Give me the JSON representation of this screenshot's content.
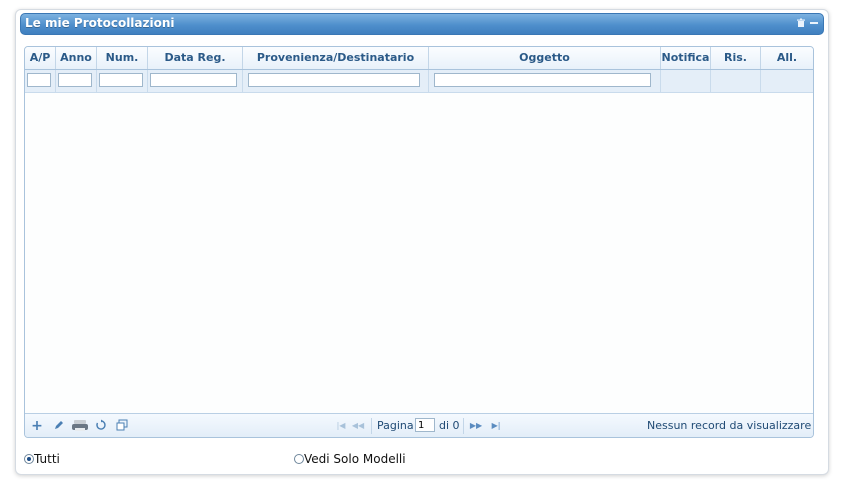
{
  "portlet": {
    "title": "Le mie Protocollazioni",
    "icons": [
      "trash-icon",
      "minimize-icon"
    ]
  },
  "grid": {
    "columns": [
      {
        "key": "ap",
        "label": "A/P"
      },
      {
        "key": "anno",
        "label": "Anno"
      },
      {
        "key": "num",
        "label": "Num."
      },
      {
        "key": "data_reg",
        "label": "Data Reg."
      },
      {
        "key": "provenienza",
        "label": "Provenienza/Destinatario"
      },
      {
        "key": "oggetto",
        "label": "Oggetto"
      },
      {
        "key": "notifica",
        "label": "Notifica"
      },
      {
        "key": "ris",
        "label": "Ris."
      },
      {
        "key": "all",
        "label": "All."
      }
    ],
    "filters": {
      "ap": "",
      "anno": "",
      "num": "",
      "data_reg": "",
      "provenienza": "",
      "oggetto": ""
    },
    "rows": []
  },
  "pager": {
    "tools": [
      "add-icon",
      "edit-icon",
      "print-icon",
      "refresh-icon",
      "columns-icon"
    ],
    "page_label": "Pagina",
    "page_value": "1",
    "of_label": "di 0",
    "status": "Nessun record da visualizzare"
  },
  "filter_options": [
    {
      "label": "Tutti",
      "selected": true
    },
    {
      "label": "Vedi Solo Modelli",
      "selected": false
    }
  ]
}
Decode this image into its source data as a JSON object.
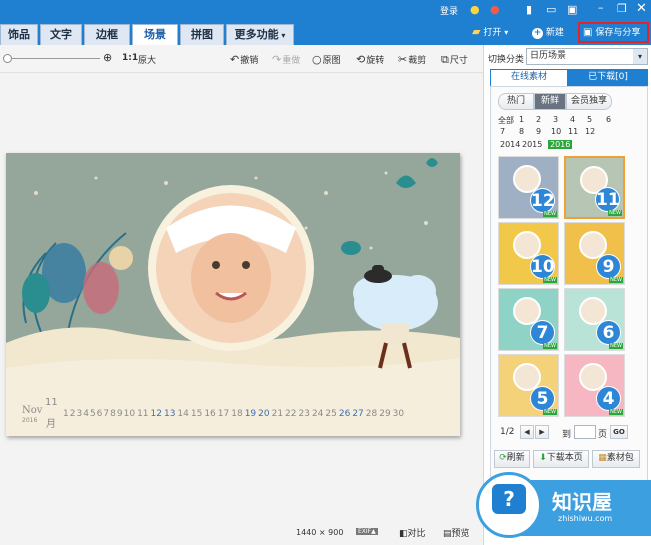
{
  "titlebar": {
    "login": "登录"
  },
  "tabs": [
    "饰品",
    "文字",
    "边框",
    "场景",
    "拼图",
    "更多功能"
  ],
  "header_actions": {
    "open": "打开",
    "new": "新建",
    "save_share": "保存与分享"
  },
  "toolbar": {
    "zoom_ratio": "1:1",
    "original_size": "原大",
    "undo": "撤销",
    "redo": "重做",
    "original": "原图",
    "rotate": "旋转",
    "crop": "裁剪",
    "size": "尺寸"
  },
  "calendar_card": {
    "month": "Nov",
    "month_number": "11",
    "year": "2016",
    "month_cn": "月",
    "days": [
      "1",
      "2",
      "3",
      "4",
      "5",
      "6",
      "7",
      "8",
      "9",
      "10",
      "11",
      "12",
      "13",
      "14",
      "15",
      "16",
      "17",
      "18",
      "19",
      "20",
      "21",
      "22",
      "23",
      "24",
      "25",
      "26",
      "27",
      "28",
      "29",
      "30"
    ],
    "highlight_days": [
      "12",
      "13",
      "19",
      "20",
      "26",
      "27"
    ]
  },
  "status": {
    "dimensions": "1440 × 900",
    "exif": "EXIF▲",
    "compare": "对比",
    "preview": "预览"
  },
  "panel": {
    "category_label": "切换分类",
    "category_value": "日历场景",
    "tab_online": "在线素材",
    "tab_downloaded": "已下载[0]",
    "filters": [
      "热门",
      "新鲜",
      "会员独享"
    ],
    "pages": [
      "全部",
      "1",
      "2",
      "3",
      "4",
      "5",
      "6",
      "7",
      "8",
      "9",
      "10",
      "11",
      "12",
      "2014",
      "2015",
      "2016"
    ],
    "selected_page": "2016",
    "thumbs": [
      "12",
      "11",
      "10",
      "9",
      "7",
      "6",
      "5",
      "4"
    ],
    "new_badge": "NEW",
    "pagination": {
      "current": "1/2",
      "goto": "到",
      "page": "页",
      "go": "GO"
    },
    "actions": {
      "refresh": "刷新",
      "download_page": "下载本页",
      "library": "素材包"
    }
  },
  "watermark": {
    "title": "知识屋",
    "url": "zhishiwu.com"
  },
  "colors": {
    "accent": "#1f7fd0",
    "save_border": "#e0242a",
    "selected_page": "#2aa63b",
    "thumb_badge": "#2d86d6"
  }
}
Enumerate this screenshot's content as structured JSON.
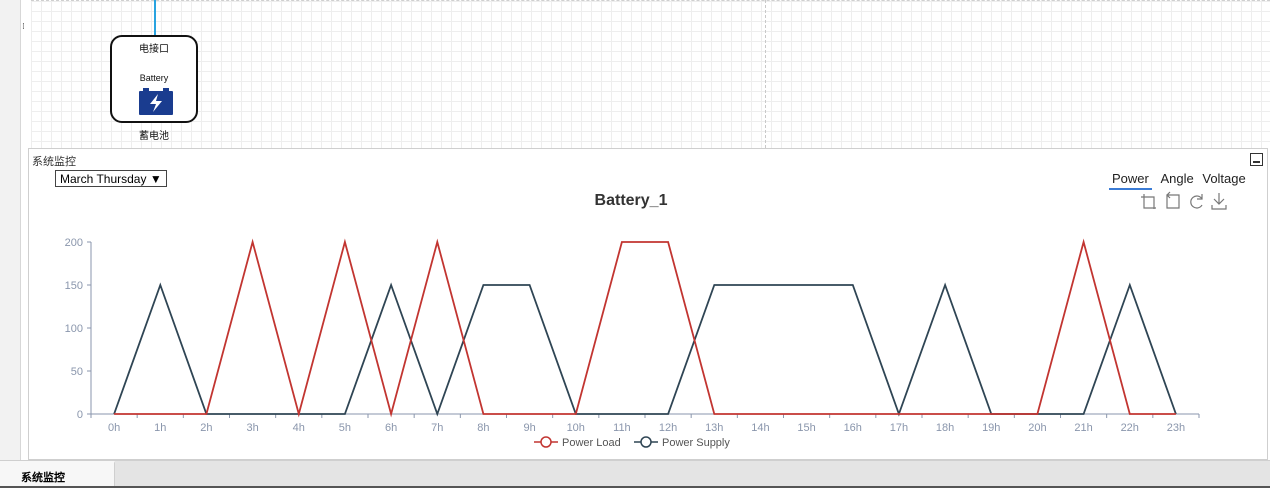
{
  "canvas": {
    "port_label": "电接口",
    "device_en_name": "Battery",
    "device_cn_name": "蓄电池"
  },
  "panel": {
    "title": "系统监控",
    "day_select": "March Thursday ▼",
    "tabs": [
      {
        "label": "Power",
        "active": true
      },
      {
        "label": "Angle",
        "active": false
      },
      {
        "label": "Voltage",
        "active": false
      }
    ]
  },
  "bottom_tab": {
    "label": "系统监控"
  },
  "colors": {
    "power_load": "#c23531",
    "power_supply": "#2f4554",
    "tab_underline": "#3a7bd5",
    "connector": "#29a3e0",
    "battery_icon": "#1a3c8f"
  },
  "toolbox": [
    "zoom-icon",
    "zoom-reset-icon",
    "restore-icon",
    "save-image-icon"
  ],
  "chart_data": {
    "type": "line",
    "title": "Battery_1",
    "categories": [
      "0h",
      "1h",
      "2h",
      "3h",
      "4h",
      "5h",
      "6h",
      "7h",
      "8h",
      "9h",
      "10h",
      "11h",
      "12h",
      "13h",
      "14h",
      "15h",
      "16h",
      "17h",
      "18h",
      "19h",
      "20h",
      "21h",
      "22h",
      "23h"
    ],
    "ylim": [
      0,
      200
    ],
    "yticks": [
      0,
      50,
      100,
      150,
      200
    ],
    "grid": false,
    "legend_position": "bottom",
    "series": [
      {
        "name": "Power Load",
        "color": "#c23531",
        "values": [
          0,
          0,
          0,
          200,
          0,
          200,
          0,
          200,
          0,
          0,
          0,
          200,
          200,
          0,
          0,
          0,
          0,
          0,
          0,
          0,
          0,
          200,
          0,
          0
        ]
      },
      {
        "name": "Power Supply",
        "color": "#2f4554",
        "values": [
          0,
          150,
          0,
          0,
          0,
          0,
          150,
          0,
          150,
          150,
          0,
          0,
          0,
          150,
          150,
          150,
          150,
          0,
          150,
          0,
          0,
          0,
          150,
          0
        ]
      }
    ]
  }
}
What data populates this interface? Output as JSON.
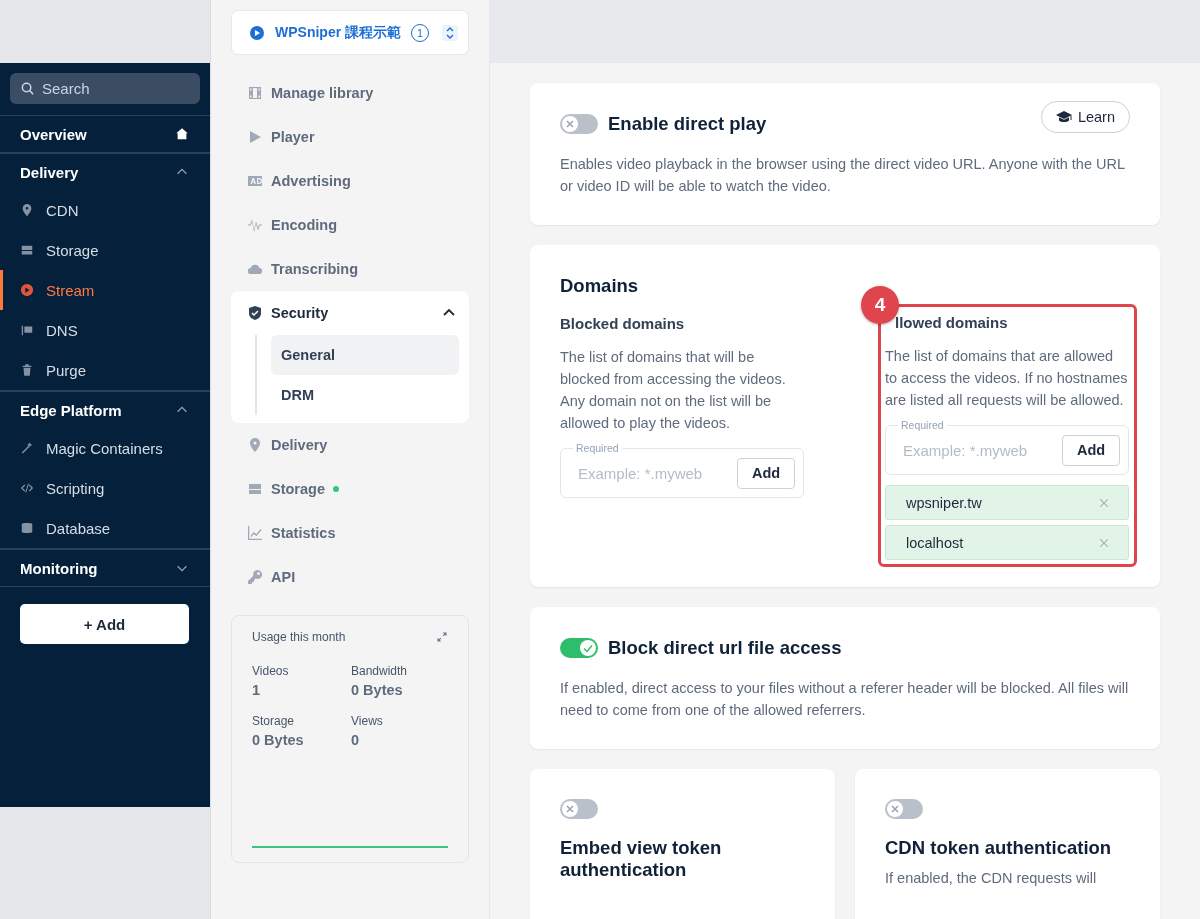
{
  "sidebar": {
    "search": {
      "placeholder": "Search"
    },
    "sections": [
      {
        "title": "Overview",
        "kind": "link"
      },
      {
        "title": "Delivery",
        "kind": "group",
        "expanded": true,
        "items": [
          {
            "label": "CDN",
            "selected": false
          },
          {
            "label": "Storage",
            "selected": false
          },
          {
            "label": "Stream",
            "selected": true
          },
          {
            "label": "DNS",
            "selected": false
          },
          {
            "label": "Purge",
            "selected": false
          }
        ]
      },
      {
        "title": "Edge Platform",
        "kind": "group",
        "expanded": true,
        "items": [
          {
            "label": "Magic Containers",
            "selected": false
          },
          {
            "label": "Scripting",
            "selected": false
          },
          {
            "label": "Database",
            "selected": false
          }
        ]
      },
      {
        "title": "Monitoring",
        "kind": "group",
        "expanded": false
      }
    ],
    "add_button": "+ Add"
  },
  "library_nav": {
    "selector": {
      "name": "WPSniper 課程示範",
      "count": "1"
    },
    "items": [
      {
        "label": "Manage library",
        "selected": false
      },
      {
        "label": "Player",
        "selected": false
      },
      {
        "label": "Advertising",
        "selected": false
      },
      {
        "label": "Encoding",
        "selected": false
      },
      {
        "label": "Transcribing",
        "selected": false
      },
      {
        "label": "Security",
        "expanded": true,
        "children": [
          {
            "label": "General",
            "selected": true
          },
          {
            "label": "DRM",
            "selected": false
          }
        ]
      },
      {
        "label": "Delivery",
        "selected": false
      },
      {
        "label": "Storage",
        "selected": false,
        "color": "#34c77b"
      },
      {
        "label": "Statistics",
        "selected": false
      },
      {
        "label": "API",
        "selected": false
      }
    ],
    "usage": {
      "title": "Usage this month",
      "stats": [
        {
          "label": "Videos",
          "value": "1"
        },
        {
          "label": "Bandwidth",
          "value": "0 Bytes"
        },
        {
          "label": "Storage",
          "value": "0 Bytes"
        },
        {
          "label": "Views",
          "value": "0"
        }
      ]
    }
  },
  "cards": [
    {
      "kind": "toggle",
      "on": false,
      "title": "Enable direct play",
      "learn_button": "Learn",
      "description": "Enables video playback in the browser using the direct video URL. Anyone with the URL or video ID will be able to watch the video."
    },
    {
      "kind": "domains",
      "title": "Domains",
      "lists": [
        {
          "label": "Blocked domains",
          "description": "The list of domains that will be blocked from accessing the videos. Any domain not on the list will be allowed to play the videos.",
          "field_label": "Required",
          "placeholder": "Example: *.myweb",
          "button": "Add"
        },
        {
          "label": "llowed domains",
          "description": "The list of domains that are allowed to access the videos. If no hostnames are listed all requests will be allowed.",
          "field_label": "Required",
          "placeholder": "Example: *.myweb",
          "button": "Add",
          "tags": [
            "wpsniper.tw",
            "localhost"
          ],
          "callout": "4"
        }
      ]
    },
    {
      "kind": "toggle",
      "on": true,
      "title": "Block direct url file access",
      "description": "If enabled, direct access to your files without a referer header will be blocked. All files will need to come from one of the allowed referrers."
    },
    {
      "kind": "pair",
      "cards": [
        {
          "on": false,
          "title": "Embed view token authentication"
        },
        {
          "on": false,
          "title": "CDN token authentication",
          "description": "If enabled, the CDN requests will"
        }
      ]
    }
  ]
}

*****

Exercise prompt: Filter the listing for the word "Storage" and copy every line that holds it.

Response for this exercise:
            "label": "Storage",
        "label": "Storage",
          "label": "Storage",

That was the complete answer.